Seitenauszug:

    "Deutschland hatte einen sehr guten Ruf in der ganzen Welt. Da brauchte man keine Werbekampagnen. Wir hatten das richtige Produkt, das hatte eben seine Persönlichkeit, um genau in die dortigen Verhältnisse zu passen."
    Auch Lúcio Bellentani erinnert sich noch an seine Zeit bei Volkswagen. Doch er hat das Unternehmen anders in Erinnerung als der Manager Carl Hahn.
    Folterhaft und Elektroschocks
    "Hier war ich drin. Zelle Nummer 2."
    Acht Monate Folterhaft. Elektroschocks, er war aufgehängt an einer Stange. Unvorstellbare Schmerzen.
    "Um die Schmerzen noch zu verstärken, haben sie Wasser über mich geschüttet. Elektroschocks, Schläge auf den Kopf, ins Gesicht, Fußtritte, alles gleichzeitig."
    Aktive Beteiligung an der Verfolgung von Regimegegnern
    Bellentani hatte Flugblätter verteilt - für die Kommunistische Partei. Auf dem Werksgelände von Volkswagen nahe Sao Paulo. Dort sei er auch festgenommen worden, sagt er.
    "Das hier ist das Foto von dem Tag, an dem ich verhaftet wurde. Es wurde im Folterzentrum aufgenommen. Das hier ist meine VW-Arbeitskleidung."
    Passiert ist das vor vier Jahrzehnten, im Jahr 1972. Gefoltert wurde Bellentani von der berüchtigten Politischen Polizei des brasilianischen Militärregimes. Doch den Folterern ausgeliefert habe ihn VW, sein damaliger Arbeitgeber. Der Weltkonzern aus Wolfsburg.

Extrahierte Einträge:

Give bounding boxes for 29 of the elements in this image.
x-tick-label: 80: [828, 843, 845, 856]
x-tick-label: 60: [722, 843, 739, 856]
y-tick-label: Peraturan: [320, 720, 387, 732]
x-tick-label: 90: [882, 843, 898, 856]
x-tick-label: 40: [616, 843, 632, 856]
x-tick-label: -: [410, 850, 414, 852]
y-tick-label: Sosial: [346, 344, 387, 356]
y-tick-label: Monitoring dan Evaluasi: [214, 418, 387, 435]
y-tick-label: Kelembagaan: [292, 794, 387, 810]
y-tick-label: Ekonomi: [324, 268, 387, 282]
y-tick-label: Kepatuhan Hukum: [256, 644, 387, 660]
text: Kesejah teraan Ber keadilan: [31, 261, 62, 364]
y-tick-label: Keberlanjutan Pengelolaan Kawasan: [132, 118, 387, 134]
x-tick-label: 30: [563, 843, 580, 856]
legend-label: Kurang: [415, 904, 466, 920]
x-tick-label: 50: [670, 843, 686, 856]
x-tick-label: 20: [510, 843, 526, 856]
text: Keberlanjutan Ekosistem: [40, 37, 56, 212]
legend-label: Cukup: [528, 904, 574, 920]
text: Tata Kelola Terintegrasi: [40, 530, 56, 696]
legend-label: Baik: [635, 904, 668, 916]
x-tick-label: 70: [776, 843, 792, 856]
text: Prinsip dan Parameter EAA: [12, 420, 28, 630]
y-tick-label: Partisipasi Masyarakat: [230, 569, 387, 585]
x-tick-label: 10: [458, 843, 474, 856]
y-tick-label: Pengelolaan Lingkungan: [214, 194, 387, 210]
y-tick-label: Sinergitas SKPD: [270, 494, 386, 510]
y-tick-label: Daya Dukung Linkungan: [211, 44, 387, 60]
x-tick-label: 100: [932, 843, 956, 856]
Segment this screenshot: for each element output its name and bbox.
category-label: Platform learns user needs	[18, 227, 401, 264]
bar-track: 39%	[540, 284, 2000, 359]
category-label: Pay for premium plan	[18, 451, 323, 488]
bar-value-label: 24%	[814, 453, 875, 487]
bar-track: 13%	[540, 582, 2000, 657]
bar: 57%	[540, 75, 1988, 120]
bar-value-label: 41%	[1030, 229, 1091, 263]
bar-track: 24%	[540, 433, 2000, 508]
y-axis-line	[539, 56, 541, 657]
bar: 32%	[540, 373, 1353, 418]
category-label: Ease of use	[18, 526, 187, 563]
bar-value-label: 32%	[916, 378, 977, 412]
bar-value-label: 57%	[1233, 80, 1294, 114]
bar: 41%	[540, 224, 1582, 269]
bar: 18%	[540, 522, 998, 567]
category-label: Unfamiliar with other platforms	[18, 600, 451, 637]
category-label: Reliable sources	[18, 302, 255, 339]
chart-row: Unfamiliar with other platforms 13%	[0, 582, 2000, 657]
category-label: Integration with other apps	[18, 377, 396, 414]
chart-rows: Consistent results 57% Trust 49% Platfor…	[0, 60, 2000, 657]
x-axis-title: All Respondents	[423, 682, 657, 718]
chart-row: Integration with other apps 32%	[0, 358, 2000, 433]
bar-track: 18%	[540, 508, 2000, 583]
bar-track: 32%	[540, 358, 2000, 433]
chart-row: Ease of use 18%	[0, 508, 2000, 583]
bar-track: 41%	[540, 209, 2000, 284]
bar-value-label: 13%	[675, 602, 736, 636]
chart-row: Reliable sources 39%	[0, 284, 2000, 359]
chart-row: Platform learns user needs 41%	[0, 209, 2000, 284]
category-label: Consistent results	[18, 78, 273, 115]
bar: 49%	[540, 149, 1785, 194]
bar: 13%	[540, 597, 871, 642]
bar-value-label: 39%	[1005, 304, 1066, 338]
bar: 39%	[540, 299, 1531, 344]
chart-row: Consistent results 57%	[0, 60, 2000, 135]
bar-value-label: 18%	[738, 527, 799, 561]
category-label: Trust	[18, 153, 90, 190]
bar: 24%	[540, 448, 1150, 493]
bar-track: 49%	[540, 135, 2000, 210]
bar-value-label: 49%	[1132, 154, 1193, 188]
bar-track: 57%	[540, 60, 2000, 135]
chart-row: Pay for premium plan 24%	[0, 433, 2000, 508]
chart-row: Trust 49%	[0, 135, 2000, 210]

Aufgabe 1: Übertragen Sie aus dem Seitenauszug den Abschnitt, der mit den Worten „Auch Lúcio Bellentani“ beginnt, und hören Sie nach „Manager Carl Hahn.“ auf.
Aufgabe 2: Erklären Sie in ein bis drei Sätzen, weshalb laut Bellentani im Seitenauszug während der Folter Wasser über ihn geschüttet wurde.
Die Einträge stammen aus einer anderen Quelle als der Seitenauszug.

Antwortfeld 1:
Auch Lúcio Bellentani erinnert sich noch an seine Zeit bei Volkswagen. Doch er hat das Unternehmen anders in Erinnerung als der Manager Carl Hahn.

Antwortfeld 2: Nach Bellentanis Aussage schütteten die Folterer Wasser über ihn, um die Schmerzen noch zu verstärken. Gleichzeitig erhielt er Elektroschocks, Schläge auf den Kopf und ins Gesicht sowie Fußtritte.